DO THIS:
Determine which lines contain the word "Бетти", then copy those lines.

MATERIAL:

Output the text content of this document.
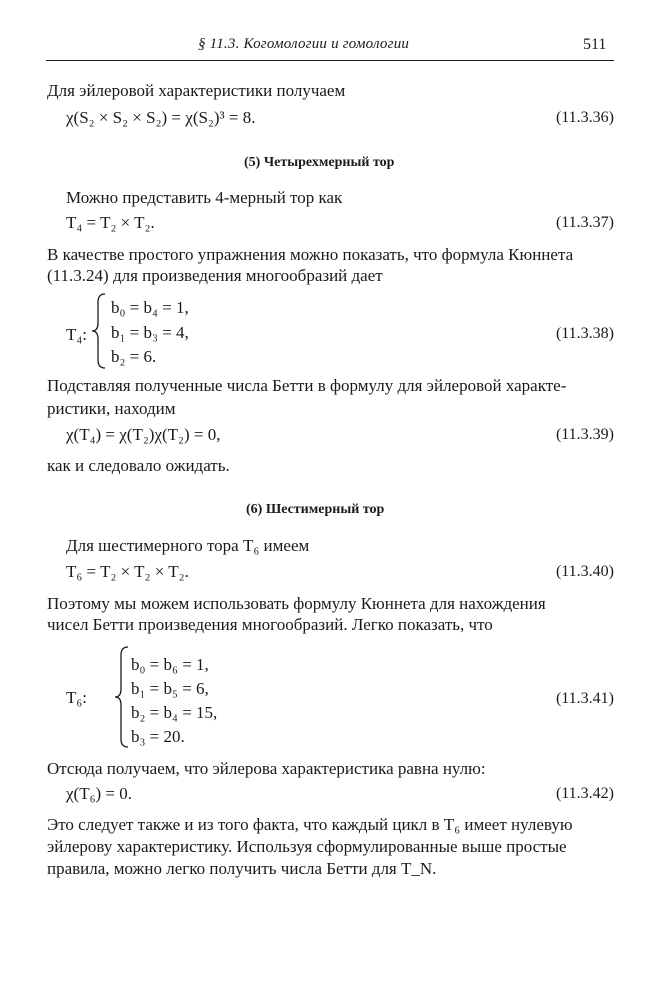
§ 11.3. Когомологии и гомологии	511
Для эйлеровой характеристики получаем
χ(S₂ × S₂ × S₂) = χ(S₂)³ = 8.	(11.3.36)
(5) Четырехмерный тор
Можно представить 4-мерный тор как
T₄ = T₂ × T₂.	(11.3.37)
В качестве простого упражнения можно показать, что формула Кюннета
(11.3.24) для произведения многообразий дает
T₄:
b₀ = b₄ = 1,
b₁ = b₃ = 4,
b₂ = 6.
(11.3.38)
Подставляя полученные числа Бетти в формулу для эйлеровой характе-
ристики, находим
χ(T₄) = χ(T₂)χ(T₂) = 0,	(11.3.39)
как и следовало ожидать.
(6) Шестимерный тор
Для шестимерного тора T₆ имеем
T₆ = T₂ × T₂ × T₂.	(11.3.40)
Поэтому мы можем использовать формулу Кюннета для нахождения
чисел Бетти произведения многообразий. Легко показать, что
T₆:
b₀ = b₆ = 1,
b₁ = b₅ = 6,
b₂ = b₄ = 15,
b₃ = 20.
(11.3.41)
Отсюда получаем, что эйлерова характеристика равна нулю:
χ(T₆) = 0.	(11.3.42)
Это следует также и из того факта, что каждый цикл в T₆ имеет нулевую
эйлерову характеристику. Используя сформулированные выше простые
правила, можно легко получить числа Бетти для T_N.
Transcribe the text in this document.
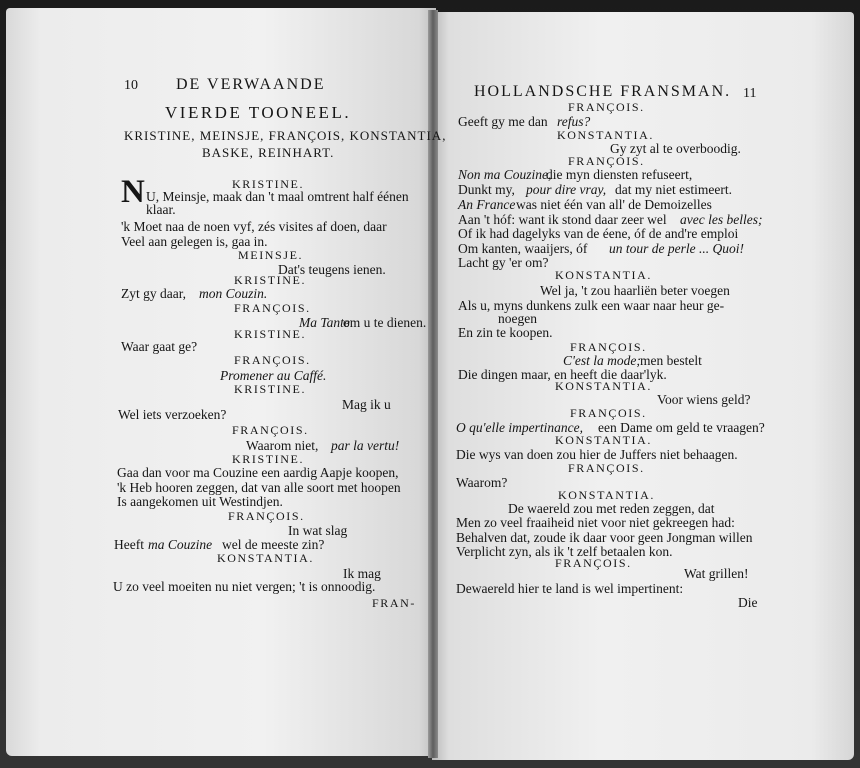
10 DE VERWAANDE
VIERDE TOONEEL.
KRISTINE, MEINSJE, FRANÇOIS, KONSTANTIA,
BASKE, REINHART.
KRISTINE.
N U, Meinsje, maak dan 't maal omtrent half éénen
klaar.
'k Moet naa de noen vyf, zés visites af doen, daar
Veel aan gelegen is, gaa in.
MEINSJE.
Dat's teugens ienen.
KRISTINE.
Zyt gy daar, mon Couzin.
FRANÇOIS.
Ma Tante
om u te dienen.
KRISTINE.
Waar gaat ge?
FRANÇOIS.
Promener au Caffé.
KRISTINE.
Mag ik u
Wel iets verzoeken?
FRANÇOIS.
Waarom niet, par la vertu!
KRISTINE.
Gaa dan voor ma Couzine een aardig Aapje koopen,
'k Heb hooren zeggen, dat van alle soort met hoopen
Is aangekomen uit Westindjen.
FRANÇOIS.
In wat slag
Heeft ma Couzine wel de meeste zin?
KONSTANTIA.
Ik mag
U zo veel moeiten nu niet vergen; 't is onnoodig.
FRAN-
HOLLANDSCHE FRANSMAN. 11
FRANÇOIS.
Geeft gy me dan refus?
KONSTANTIA.
Gy zyt al te overboodig.
FRANÇOIS.
Non ma Couzine,
die myn diensten refuseert,
Dunkt my, pour dire vray, dat my niet estimeert.
An France was niet één van all' de Demoizelles
Aan 't hóf: want ik stond daar zeer wel avec les belles;
Of ik had dagelyks van de éene, óf de and're emploi
Om kanten, waaijers, óf un tour de perle ... Quoi!
Lacht gy 'er om?
KONSTANTIA.
Wel ja, 't zou haarliën beter voegen
Als u, myns dunkens zulk een waar naar heur ge-
noegen
En zin te koopen.
FRANÇOIS.
C'est la mode; men bestelt
Die dingen maar, en heeft die daar'lyk.
KONSTANTIA.
Voor wiens geld?
FRANÇOIS.
O qu'elle impertinance, een Dame om geld te vraagen?
KONSTANTIA.
Die wys van doen zou hier de Juffers niet behaagen.
FRANÇOIS.
Waarom?
KONSTANTIA.
De waereld zou met reden zeggen, dat
Men zo veel fraaiheid niet voor niet gekreegen had:
Behalven dat, zoude ik daar voor geen Jongman willen
Verplicht zyn, als ik 't zelf betaalen kon.
FRANÇOIS.
Wat grillen!
Dewaereld hier te land is wel impertinent:
Die
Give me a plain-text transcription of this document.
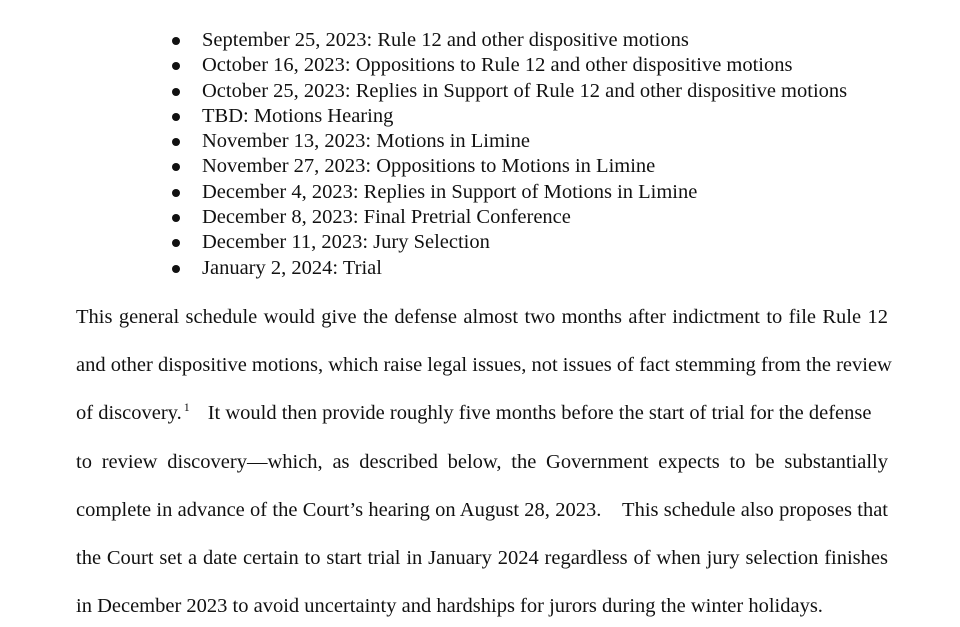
September 25, 2023: Rule 12 and other dispositive motions
October 16, 2023: Oppositions to Rule 12 and other dispositive motions
October 25, 2023: Replies in Support of Rule 12 and other dispositive motions
TBD: Motions Hearing
November 13, 2023: Motions in Limine
November 27, 2023: Oppositions to Motions in Limine
December 4, 2023: Replies in Support of Motions in Limine
December 8, 2023: Final Pretrial Conference
December 11, 2023: Jury Selection
January 2, 2024: Trial
This general schedule would give the defense almost two months after indictment to file Rule 12
and other dispositive motions, which raise legal issues, not issues of fact stemming from the review
of discovery. $^1$ It would then provide roughly five months before the start of trial for the defense
to review discovery—which, as described below, the Government expects to be substantially
complete in advance of the Court’s hearing on August 28, 2023.    This schedule also proposes that
the Court set a date certain to start trial in January 2024 regardless of when jury selection finishes
in December 2023 to avoid uncertainty and hardships for jurors during the winter holidays.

FULL OUTPUT:
Подставляя полученные числа Бетти в формулу для эйлеровой характе-
чисел Бетти произведения многообразий. Легко показать, что
правила, можно легко получить числа Бетти для T_N.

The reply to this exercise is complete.